Please give the listing again in its entirety, exactly as written.
-------
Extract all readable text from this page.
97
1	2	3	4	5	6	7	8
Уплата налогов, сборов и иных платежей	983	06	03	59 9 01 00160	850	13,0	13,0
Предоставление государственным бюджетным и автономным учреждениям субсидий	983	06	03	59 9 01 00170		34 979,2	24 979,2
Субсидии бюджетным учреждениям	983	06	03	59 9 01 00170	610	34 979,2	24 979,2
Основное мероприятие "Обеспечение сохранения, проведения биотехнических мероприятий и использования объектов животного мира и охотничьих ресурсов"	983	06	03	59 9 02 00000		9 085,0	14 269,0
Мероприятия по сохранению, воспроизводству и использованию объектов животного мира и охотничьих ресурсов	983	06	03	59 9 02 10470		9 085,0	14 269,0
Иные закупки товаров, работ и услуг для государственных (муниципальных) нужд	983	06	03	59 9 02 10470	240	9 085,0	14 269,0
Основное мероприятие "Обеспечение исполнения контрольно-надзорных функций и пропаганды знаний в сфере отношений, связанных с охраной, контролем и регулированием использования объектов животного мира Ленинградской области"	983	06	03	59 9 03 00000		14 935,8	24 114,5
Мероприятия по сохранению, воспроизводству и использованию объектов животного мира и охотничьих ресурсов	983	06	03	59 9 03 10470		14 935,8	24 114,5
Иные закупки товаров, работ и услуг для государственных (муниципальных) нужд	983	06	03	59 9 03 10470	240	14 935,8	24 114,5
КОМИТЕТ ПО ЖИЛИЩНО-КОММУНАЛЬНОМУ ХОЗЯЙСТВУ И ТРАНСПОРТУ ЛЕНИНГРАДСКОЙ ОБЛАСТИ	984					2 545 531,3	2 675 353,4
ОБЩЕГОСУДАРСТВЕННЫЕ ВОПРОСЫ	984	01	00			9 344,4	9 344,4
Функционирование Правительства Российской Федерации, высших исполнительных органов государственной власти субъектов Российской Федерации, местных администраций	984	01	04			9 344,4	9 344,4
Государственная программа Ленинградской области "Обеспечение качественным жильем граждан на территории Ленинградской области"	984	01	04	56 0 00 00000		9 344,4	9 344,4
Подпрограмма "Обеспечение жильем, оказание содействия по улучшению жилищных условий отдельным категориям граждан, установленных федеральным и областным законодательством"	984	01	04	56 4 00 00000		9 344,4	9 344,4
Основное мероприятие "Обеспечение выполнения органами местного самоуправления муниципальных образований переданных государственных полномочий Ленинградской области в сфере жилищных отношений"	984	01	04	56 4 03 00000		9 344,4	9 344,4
-------
▶ _Answer below_
Extract all readable text from this page.
97
1	2	3	4	5	6	7	8
Уплата налогов, сборов и иных платежей	983	06	03	59 9 01 00160	850	13,0	13,0
Предоставление государственным бюджетным и автономным учреждениям субсидий	983	06	03	59 9 01 00170		34 979,2	24 979,2
Субсидии бюджетным учреждениям	983	06	03	59 9 01 00170	610	34 979,2	24 979,2
Основное мероприятие "Обеспечение сохранения, проведения биотехнических мероприятий и использования объектов животного мира и охотничьих ресурсов"	983	06	03	59 9 02 00000		9 085,0	14 269,0
Мероприятия по сохранению, воспроизводству и использованию объектов животного мира и охотничьих ресурсов	983	06	03	59 9 02 10470		9 085,0	14 269,0
Иные закупки товаров, работ и услуг для государственных (муниципальных) нужд	983	06	03	59 9 02 10470	240	9 085,0	14 269,0
Основное мероприятие "Обеспечение исполнения контрольно-надзорных функций и пропаганды знаний в сфере отношений, связанных с охраной, контролем и регулированием использования объектов животного мира Ленинградской области"	983	06	03	59 9 03 00000		14 935,8	24 114,5
Мероприятия по сохранению, воспроизводству и использованию объектов животного мира и охотничьих ресурсов	983	06	03	59 9 03 10470		14 935,8	24 114,5
Иные закупки товаров, работ и услуг для государственных (муниципальных) нужд	983	06	03	59 9 03 10470	240	14 935,8	24 114,5
КОМИТЕТ ПО ЖИЛИЩНО-КОММУНАЛЬНОМУ ХОЗЯЙСТВУ И ТРАНСПОРТУ ЛЕНИНГРАДСКОЙ ОБЛАСТИ	984					2 545 531,3	2 675 353,4
ОБЩЕГОСУДАРСТВЕННЫЕ ВОПРОСЫ	984	01	00			9 344,4	9 344,4
Функционирование Правительства Российской Федерации, высших исполнительных органов государственной власти субъектов Российской Федерации, местных администраций	984	01	04			9 344,4	9 344,4
Государственная программа Ленинградской области "Обеспечение качественным жильем граждан на территории Ленинградской области"	984	01	04	56 0 00 00000		9 344,4	9 344,4
Подпрограмма "Обеспечение жильем, оказание содействия по улучшению жилищных условий отдельным категориям граждан, установленных федеральным и областным законодательством"	984	01	04	56 4 00 00000		9 344,4	9 344,4
Основное мероприятие "Обеспечение выполнения органами местного самоуправления муниципальных образований переданных государственных полномочий Ленинградской области в сфере жилищных отношений"	984	01	04	56 4 03 00000		9 344,4	9 344,4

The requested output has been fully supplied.